SOURCE DATA:
══════════

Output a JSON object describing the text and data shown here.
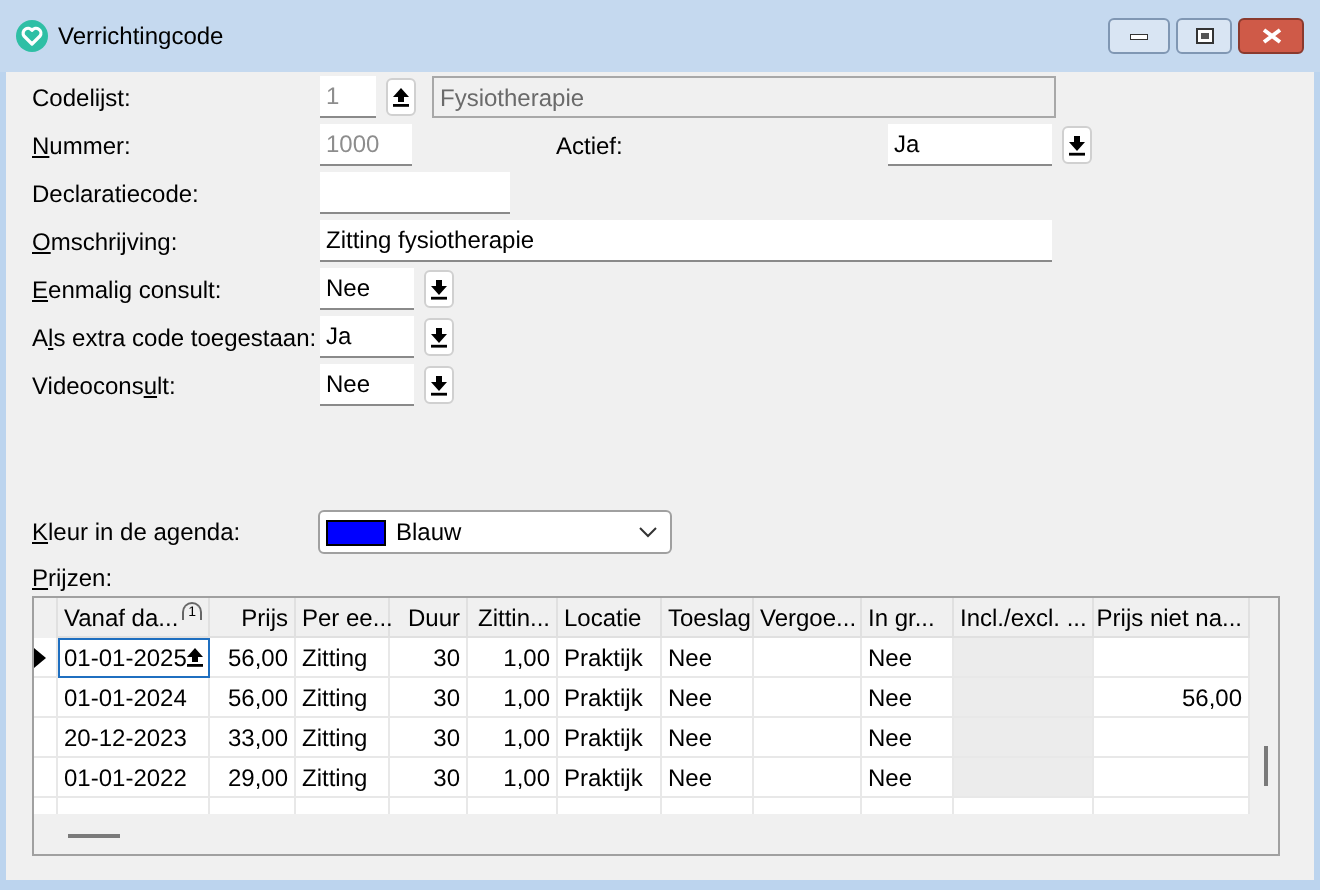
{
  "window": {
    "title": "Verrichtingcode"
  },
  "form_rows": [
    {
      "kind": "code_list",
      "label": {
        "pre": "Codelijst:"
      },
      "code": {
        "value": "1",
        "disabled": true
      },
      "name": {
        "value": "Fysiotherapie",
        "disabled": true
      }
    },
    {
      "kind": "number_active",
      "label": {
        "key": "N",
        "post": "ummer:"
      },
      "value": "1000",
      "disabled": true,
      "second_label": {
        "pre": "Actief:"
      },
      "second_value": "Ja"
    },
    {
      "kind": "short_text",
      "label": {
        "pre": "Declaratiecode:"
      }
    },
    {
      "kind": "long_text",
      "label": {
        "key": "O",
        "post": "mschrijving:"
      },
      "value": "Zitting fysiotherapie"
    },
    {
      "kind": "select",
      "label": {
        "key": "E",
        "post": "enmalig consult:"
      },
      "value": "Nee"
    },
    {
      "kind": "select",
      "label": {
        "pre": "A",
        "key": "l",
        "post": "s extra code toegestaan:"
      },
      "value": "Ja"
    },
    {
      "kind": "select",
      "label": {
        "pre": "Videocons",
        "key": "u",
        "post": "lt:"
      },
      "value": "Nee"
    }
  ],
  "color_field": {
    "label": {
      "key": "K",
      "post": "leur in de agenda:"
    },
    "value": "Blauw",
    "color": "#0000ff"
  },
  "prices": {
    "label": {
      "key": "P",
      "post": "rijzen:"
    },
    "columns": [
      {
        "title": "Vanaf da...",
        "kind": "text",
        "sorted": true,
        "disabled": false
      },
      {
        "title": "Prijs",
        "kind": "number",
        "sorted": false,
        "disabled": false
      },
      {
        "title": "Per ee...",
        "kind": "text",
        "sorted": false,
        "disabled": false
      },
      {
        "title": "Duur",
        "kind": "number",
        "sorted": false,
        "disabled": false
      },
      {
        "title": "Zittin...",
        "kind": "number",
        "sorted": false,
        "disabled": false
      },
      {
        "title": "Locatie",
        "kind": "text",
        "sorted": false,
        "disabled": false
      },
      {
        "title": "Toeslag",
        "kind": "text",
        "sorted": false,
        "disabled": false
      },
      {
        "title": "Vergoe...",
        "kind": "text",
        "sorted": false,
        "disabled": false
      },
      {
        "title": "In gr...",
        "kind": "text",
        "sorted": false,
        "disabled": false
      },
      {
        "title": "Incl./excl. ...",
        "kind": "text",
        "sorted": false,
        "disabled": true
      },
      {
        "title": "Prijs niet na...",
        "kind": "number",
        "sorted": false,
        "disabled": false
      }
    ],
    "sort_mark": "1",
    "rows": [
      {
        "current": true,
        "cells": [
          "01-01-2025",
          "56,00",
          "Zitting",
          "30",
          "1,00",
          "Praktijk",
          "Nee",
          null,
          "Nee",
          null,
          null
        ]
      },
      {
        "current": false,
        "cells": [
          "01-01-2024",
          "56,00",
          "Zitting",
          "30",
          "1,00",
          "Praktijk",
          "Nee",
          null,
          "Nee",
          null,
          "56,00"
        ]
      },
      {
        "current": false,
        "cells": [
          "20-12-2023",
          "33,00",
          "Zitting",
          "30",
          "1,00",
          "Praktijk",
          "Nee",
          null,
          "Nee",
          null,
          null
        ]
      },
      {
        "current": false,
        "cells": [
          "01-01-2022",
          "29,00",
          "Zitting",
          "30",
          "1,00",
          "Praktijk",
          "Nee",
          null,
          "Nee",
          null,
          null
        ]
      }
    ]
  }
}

══════════

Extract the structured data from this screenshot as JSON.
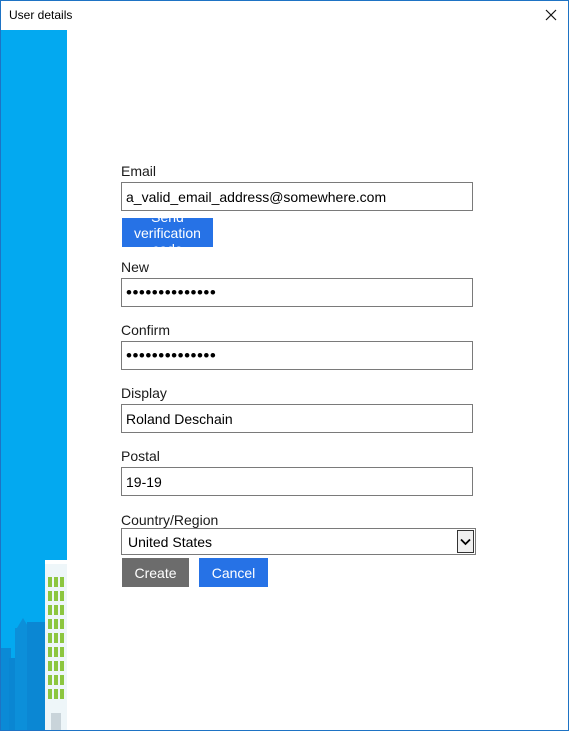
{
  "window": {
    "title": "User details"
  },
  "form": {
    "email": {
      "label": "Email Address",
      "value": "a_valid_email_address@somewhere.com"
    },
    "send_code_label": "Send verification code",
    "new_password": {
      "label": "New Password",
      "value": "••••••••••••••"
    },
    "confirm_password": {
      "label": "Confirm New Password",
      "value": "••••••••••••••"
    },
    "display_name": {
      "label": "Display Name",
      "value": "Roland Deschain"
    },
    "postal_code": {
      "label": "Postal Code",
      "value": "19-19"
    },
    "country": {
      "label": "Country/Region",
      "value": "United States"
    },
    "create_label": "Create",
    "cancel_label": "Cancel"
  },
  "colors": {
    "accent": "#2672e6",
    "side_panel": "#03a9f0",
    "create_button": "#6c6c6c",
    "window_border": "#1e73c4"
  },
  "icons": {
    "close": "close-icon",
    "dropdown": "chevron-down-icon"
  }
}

══════════

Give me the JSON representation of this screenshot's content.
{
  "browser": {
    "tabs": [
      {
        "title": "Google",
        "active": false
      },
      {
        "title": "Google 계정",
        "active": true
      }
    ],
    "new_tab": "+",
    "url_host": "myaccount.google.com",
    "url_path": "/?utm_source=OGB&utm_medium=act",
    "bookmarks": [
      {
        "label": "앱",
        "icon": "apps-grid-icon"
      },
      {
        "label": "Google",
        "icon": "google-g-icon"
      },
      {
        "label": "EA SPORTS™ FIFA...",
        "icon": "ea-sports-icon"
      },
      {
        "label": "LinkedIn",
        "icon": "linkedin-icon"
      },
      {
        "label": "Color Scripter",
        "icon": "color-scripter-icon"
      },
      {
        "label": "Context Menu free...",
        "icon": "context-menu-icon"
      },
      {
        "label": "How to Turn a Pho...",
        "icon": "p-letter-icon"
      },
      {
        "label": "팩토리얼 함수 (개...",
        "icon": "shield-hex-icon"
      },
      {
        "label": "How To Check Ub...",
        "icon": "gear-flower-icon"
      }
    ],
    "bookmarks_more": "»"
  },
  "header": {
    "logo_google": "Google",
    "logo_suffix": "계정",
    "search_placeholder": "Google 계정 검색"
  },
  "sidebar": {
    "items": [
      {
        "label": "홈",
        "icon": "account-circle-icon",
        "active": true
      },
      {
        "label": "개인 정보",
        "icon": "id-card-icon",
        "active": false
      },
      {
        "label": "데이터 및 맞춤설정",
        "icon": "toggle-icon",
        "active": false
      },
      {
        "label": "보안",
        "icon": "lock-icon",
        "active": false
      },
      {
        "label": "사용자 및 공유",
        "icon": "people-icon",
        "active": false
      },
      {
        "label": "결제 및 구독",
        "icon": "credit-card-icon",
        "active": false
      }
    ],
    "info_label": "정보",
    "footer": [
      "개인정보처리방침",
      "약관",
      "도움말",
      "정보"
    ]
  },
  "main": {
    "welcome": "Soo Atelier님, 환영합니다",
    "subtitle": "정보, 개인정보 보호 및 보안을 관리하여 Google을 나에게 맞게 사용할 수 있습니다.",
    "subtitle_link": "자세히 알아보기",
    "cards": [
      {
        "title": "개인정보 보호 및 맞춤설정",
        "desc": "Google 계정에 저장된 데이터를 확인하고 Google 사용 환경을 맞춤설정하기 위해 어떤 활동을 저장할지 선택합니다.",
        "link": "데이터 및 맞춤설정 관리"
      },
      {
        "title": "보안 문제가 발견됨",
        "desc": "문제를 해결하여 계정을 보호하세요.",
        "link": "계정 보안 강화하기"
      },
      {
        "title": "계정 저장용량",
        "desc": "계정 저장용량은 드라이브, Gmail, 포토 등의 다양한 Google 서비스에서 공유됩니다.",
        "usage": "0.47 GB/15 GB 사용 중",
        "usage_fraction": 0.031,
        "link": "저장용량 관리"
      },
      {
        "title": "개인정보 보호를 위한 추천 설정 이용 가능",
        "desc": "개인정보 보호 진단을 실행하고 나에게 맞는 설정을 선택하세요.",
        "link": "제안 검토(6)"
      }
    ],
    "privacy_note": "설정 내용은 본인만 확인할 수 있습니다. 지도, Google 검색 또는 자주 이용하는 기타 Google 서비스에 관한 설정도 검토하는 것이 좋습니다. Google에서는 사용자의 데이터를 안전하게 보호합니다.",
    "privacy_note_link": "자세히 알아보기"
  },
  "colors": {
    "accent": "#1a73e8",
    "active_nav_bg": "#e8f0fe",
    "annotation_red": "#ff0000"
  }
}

══════════

TASK INSTRUCTIONS:
Point out every line holding the string "screenshot" and copy it.

WRITTEN ANSWER:
Extract the structured data from this screenshot as JSON.
Give me the JSON representation of this screenshot's content.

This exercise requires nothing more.